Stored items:

— Begin —

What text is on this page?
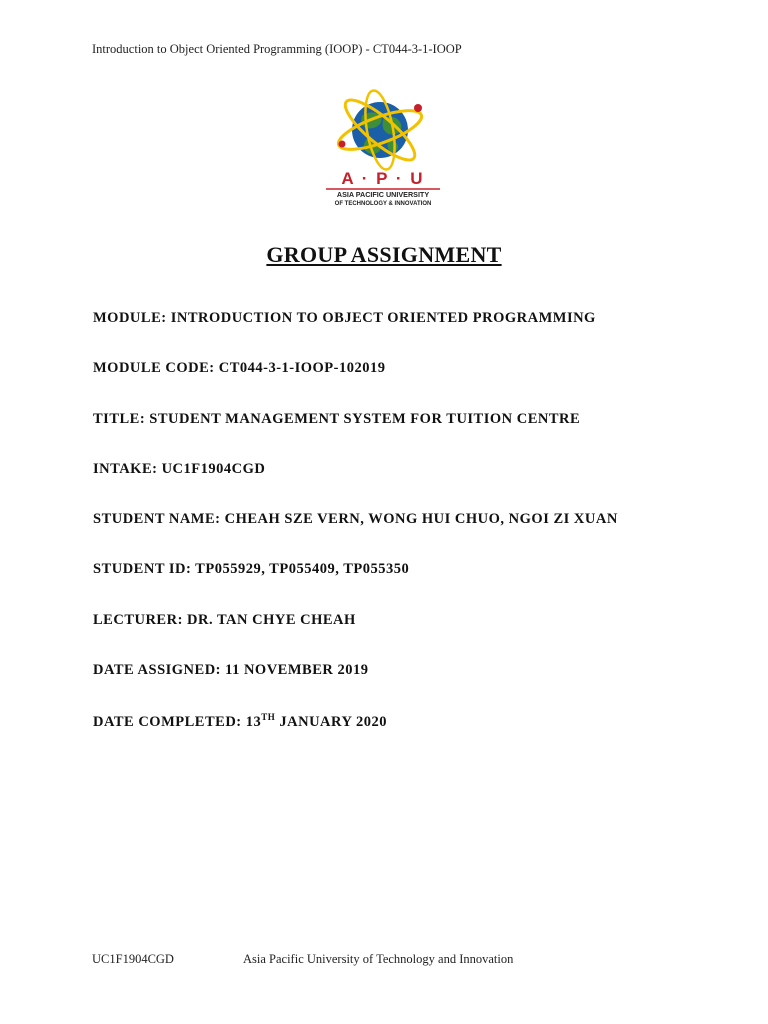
Introduction to Object Oriented Programming (IOOP) - CT044-3-1-IOOP
A · P · U
ASIA PACIFIC UNIVERSITY
OF TECHNOLOGY & INNOVATION
GROUP ASSIGNMENT
MODULE: INTRODUCTION TO OBJECT ORIENTED PROGRAMMING
MODULE CODE: CT044-3-1-IOOP-102019
TITLE: STUDENT MANAGEMENT SYSTEM FOR TUITION CENTRE
INTAKE: UC1F1904CGD
STUDENT NAME: CHEAH SZE VERN, WONG HUI CHUO, NGOI ZI XUAN
STUDENT ID: TP055929, TP055409, TP055350
LECTURER: DR. TAN CHYE CHEAH
DATE ASSIGNED: 11 NOVEMBER 2019
DATE COMPLETED: 13TH JANUARY 2020
UC1F1904CGD	Asia Pacific University of Technology and Innovation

— End —

Restate every record exactly, please; do not copy the pictures.

▶ _FULL SOLUTION_
What text is on this page?
Introduction to Object Oriented Programming (IOOP) - CT044-3-1-IOOP
A · P · U
ASIA PACIFIC UNIVERSITY
OF TECHNOLOGY & INNOVATION
GROUP ASSIGNMENT
MODULE: INTRODUCTION TO OBJECT ORIENTED PROGRAMMING
MODULE CODE: CT044-3-1-IOOP-102019
TITLE: STUDENT MANAGEMENT SYSTEM FOR TUITION CENTRE
INTAKE: UC1F1904CGD
STUDENT NAME: CHEAH SZE VERN, WONG HUI CHUO, NGOI ZI XUAN
STUDENT ID: TP055929, TP055409, TP055350
LECTURER: DR. TAN CHYE CHEAH
DATE ASSIGNED: 11 NOVEMBER 2019
DATE COMPLETED: 13TH JANUARY 2020
UC1F1904CGD	Asia Pacific University of Technology and Innovation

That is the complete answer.